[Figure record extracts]
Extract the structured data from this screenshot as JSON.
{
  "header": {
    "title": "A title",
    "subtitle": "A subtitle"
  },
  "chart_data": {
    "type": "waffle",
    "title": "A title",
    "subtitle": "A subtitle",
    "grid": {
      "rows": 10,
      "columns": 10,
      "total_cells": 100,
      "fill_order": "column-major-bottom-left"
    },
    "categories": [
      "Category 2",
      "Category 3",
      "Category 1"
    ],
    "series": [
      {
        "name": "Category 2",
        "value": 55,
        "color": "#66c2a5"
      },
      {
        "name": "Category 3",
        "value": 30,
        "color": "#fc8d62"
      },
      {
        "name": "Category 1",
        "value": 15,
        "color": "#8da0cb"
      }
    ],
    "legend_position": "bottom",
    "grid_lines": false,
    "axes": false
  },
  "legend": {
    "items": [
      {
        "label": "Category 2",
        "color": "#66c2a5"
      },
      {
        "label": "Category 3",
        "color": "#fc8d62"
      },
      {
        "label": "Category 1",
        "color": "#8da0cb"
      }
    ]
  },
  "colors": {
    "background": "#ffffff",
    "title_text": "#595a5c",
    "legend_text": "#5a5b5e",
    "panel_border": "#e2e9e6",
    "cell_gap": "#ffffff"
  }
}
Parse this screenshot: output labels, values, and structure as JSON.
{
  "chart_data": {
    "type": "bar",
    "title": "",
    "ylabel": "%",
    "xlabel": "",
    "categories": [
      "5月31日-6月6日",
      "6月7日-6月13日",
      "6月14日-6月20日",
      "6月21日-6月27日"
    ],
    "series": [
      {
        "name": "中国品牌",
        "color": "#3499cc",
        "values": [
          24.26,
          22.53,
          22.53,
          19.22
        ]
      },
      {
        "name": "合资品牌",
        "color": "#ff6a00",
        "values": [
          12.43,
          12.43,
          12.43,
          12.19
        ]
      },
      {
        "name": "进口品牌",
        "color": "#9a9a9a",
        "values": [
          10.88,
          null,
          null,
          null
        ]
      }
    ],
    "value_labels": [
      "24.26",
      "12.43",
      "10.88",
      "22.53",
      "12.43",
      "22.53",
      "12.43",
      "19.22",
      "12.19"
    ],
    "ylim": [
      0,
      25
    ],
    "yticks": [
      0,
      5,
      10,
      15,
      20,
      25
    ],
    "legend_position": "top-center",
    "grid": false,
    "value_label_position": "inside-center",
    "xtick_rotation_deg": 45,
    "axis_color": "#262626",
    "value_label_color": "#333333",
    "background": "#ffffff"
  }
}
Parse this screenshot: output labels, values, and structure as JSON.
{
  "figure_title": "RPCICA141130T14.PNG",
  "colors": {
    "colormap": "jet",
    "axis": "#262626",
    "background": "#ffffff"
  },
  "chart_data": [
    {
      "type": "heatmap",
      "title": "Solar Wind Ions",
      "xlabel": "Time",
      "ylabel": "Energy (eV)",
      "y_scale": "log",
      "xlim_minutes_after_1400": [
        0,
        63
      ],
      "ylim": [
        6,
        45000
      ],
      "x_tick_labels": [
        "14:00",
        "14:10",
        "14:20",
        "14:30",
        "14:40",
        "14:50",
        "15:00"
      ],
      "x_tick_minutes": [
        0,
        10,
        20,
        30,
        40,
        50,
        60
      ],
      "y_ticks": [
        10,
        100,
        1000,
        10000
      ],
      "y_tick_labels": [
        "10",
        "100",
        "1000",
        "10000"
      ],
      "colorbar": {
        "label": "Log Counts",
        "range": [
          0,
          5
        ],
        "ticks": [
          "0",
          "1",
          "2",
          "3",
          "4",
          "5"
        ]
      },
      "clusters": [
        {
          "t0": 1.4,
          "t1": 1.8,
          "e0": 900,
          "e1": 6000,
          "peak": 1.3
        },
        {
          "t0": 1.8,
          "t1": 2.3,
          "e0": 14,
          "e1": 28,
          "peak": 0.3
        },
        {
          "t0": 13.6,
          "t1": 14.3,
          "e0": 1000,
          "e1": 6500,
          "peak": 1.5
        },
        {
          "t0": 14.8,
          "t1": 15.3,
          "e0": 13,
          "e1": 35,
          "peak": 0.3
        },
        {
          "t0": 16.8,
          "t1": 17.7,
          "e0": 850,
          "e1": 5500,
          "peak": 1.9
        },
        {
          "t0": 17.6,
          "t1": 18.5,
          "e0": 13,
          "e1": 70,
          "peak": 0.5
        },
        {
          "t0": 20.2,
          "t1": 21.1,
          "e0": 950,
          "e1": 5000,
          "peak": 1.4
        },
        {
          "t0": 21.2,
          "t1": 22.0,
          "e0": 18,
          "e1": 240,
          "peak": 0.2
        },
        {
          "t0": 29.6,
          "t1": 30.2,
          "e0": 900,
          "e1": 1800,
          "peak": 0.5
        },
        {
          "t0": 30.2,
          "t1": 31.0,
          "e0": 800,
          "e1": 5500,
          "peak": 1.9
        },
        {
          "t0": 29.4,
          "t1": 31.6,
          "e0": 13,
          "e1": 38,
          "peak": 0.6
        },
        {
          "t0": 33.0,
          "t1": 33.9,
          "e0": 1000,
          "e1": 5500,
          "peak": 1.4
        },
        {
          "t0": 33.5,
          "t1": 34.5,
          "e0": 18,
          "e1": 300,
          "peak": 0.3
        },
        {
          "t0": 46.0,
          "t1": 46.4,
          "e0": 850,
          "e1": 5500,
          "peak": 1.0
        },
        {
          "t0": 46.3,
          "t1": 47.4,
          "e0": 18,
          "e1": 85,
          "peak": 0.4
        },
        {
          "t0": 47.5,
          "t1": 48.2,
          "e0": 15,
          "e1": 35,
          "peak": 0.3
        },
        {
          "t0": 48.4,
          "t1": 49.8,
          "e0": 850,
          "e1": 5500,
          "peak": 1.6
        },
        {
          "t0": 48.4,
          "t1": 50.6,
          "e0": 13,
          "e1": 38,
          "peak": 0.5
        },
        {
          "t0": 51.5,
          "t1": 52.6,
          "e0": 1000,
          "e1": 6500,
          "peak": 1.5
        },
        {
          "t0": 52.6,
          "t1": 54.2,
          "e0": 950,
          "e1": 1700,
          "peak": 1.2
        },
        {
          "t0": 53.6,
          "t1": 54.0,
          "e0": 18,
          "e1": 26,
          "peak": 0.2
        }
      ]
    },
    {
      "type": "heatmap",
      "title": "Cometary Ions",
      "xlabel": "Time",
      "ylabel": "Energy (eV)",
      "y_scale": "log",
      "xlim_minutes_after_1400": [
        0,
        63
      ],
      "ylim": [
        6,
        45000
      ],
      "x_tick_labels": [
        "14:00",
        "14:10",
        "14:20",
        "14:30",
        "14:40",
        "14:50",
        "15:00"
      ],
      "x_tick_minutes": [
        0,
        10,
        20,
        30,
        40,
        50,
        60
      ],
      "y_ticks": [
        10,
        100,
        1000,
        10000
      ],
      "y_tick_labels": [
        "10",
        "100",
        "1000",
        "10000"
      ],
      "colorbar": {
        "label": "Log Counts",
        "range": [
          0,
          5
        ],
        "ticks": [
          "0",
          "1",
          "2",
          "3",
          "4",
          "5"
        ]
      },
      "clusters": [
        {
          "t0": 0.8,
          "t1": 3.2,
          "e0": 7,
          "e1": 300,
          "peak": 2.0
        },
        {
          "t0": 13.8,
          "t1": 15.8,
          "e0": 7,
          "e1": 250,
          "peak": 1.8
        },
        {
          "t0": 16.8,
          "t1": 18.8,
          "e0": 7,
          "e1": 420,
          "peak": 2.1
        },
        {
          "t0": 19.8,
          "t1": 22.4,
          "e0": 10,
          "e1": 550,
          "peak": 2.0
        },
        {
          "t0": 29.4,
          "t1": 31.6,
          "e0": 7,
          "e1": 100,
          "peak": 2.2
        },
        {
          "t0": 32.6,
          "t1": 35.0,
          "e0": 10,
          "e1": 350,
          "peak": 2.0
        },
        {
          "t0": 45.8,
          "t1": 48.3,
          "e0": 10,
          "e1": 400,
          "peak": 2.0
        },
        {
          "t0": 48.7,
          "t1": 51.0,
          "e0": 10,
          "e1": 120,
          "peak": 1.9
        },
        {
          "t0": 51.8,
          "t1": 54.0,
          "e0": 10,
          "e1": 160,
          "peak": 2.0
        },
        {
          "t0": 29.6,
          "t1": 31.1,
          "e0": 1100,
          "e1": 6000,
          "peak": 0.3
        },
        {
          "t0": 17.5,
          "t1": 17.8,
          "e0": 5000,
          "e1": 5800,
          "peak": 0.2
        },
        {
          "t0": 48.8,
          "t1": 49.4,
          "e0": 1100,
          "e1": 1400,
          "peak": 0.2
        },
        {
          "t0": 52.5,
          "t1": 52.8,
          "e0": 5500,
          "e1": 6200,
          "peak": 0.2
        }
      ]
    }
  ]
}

To be done. Show each line of the listing that holds the string "subtitle".

Completed exercise.
    "subtitle": "A subtitle"
    "subtitle": "A subtitle",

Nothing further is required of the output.